━━━ Provided information ━━━
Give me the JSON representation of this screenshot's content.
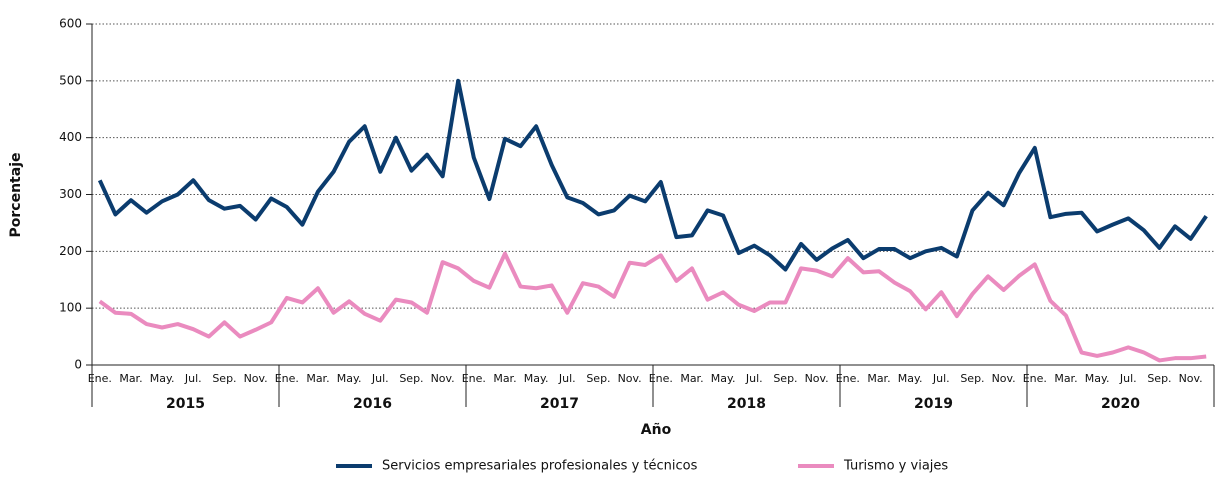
{
  "chart_data": {
    "type": "line",
    "y_label": "Porcentaje",
    "x_label": "Año",
    "categories": [
      "Ene.",
      null,
      "Mar.",
      null,
      "May.",
      null,
      "Jul.",
      null,
      "Sep.",
      null,
      "Nov.",
      null,
      "Ene.",
      null,
      "Mar.",
      null,
      "May.",
      null,
      "Jul.",
      null,
      "Sep.",
      null,
      "Nov.",
      null,
      "Ene.",
      null,
      "Mar.",
      null,
      "May.",
      null,
      "Jul.",
      null,
      "Sep.",
      null,
      "Nov.",
      null,
      "Ene.",
      null,
      "Mar.",
      null,
      "May.",
      null,
      "Jul.",
      null,
      "Sep.",
      null,
      "Nov.",
      null,
      "Ene.",
      null,
      "Mar.",
      null,
      "May.",
      null,
      "Jul.",
      null,
      "Sep.",
      null,
      "Nov.",
      null,
      "Ene.",
      null,
      "Mar.",
      null,
      "May.",
      null,
      "Jul.",
      null,
      "Sep.",
      null,
      "Nov.",
      null
    ],
    "years": [
      "2015",
      "2016",
      "2017",
      "2018",
      "2019",
      "2020"
    ],
    "ylim": [
      0,
      600
    ],
    "yticks": [
      0,
      100,
      200,
      300,
      400,
      500,
      600
    ],
    "grid": true,
    "legend": "bottom",
    "series": [
      {
        "name": "Servicios empresariales profesionales y técnicos",
        "color": "#0b3c6e",
        "values": [
          325,
          265,
          290,
          268,
          288,
          300,
          325,
          290,
          275,
          280,
          256,
          293,
          278,
          247,
          305,
          340,
          393,
          420,
          340,
          400,
          342,
          370,
          332,
          500,
          365,
          292,
          398,
          385,
          420,
          352,
          295,
          285,
          265,
          272,
          298,
          288,
          322,
          225,
          228,
          272,
          263,
          197,
          210,
          193,
          168,
          213,
          185,
          205,
          220,
          188,
          204,
          204,
          188,
          200,
          206,
          191,
          272,
          303,
          281,
          338,
          382,
          260,
          266,
          268,
          235,
          247,
          258,
          237,
          206,
          244,
          222,
          262
        ]
      },
      {
        "name": "Turismo y viajes",
        "color": "#ea8bbf",
        "values": [
          112,
          92,
          90,
          72,
          66,
          72,
          63,
          50,
          75,
          50,
          62,
          75,
          118,
          110,
          135,
          92,
          112,
          90,
          78,
          115,
          110,
          92,
          181,
          170,
          148,
          136,
          196,
          138,
          135,
          140,
          92,
          144,
          138,
          120,
          180,
          176,
          193,
          148,
          170,
          115,
          128,
          106,
          95,
          110,
          110,
          170,
          166,
          156,
          188,
          163,
          165,
          145,
          130,
          98,
          128,
          86,
          125,
          156,
          132,
          157,
          177,
          113,
          87,
          22,
          16,
          22,
          31,
          22,
          8,
          12,
          12,
          15
        ]
      }
    ]
  }
}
━━━
List all lines from the entries that include the word "name".

        "name": "Servicios empresariales profesionales y técnicos",
        "name": "Turismo y viajes",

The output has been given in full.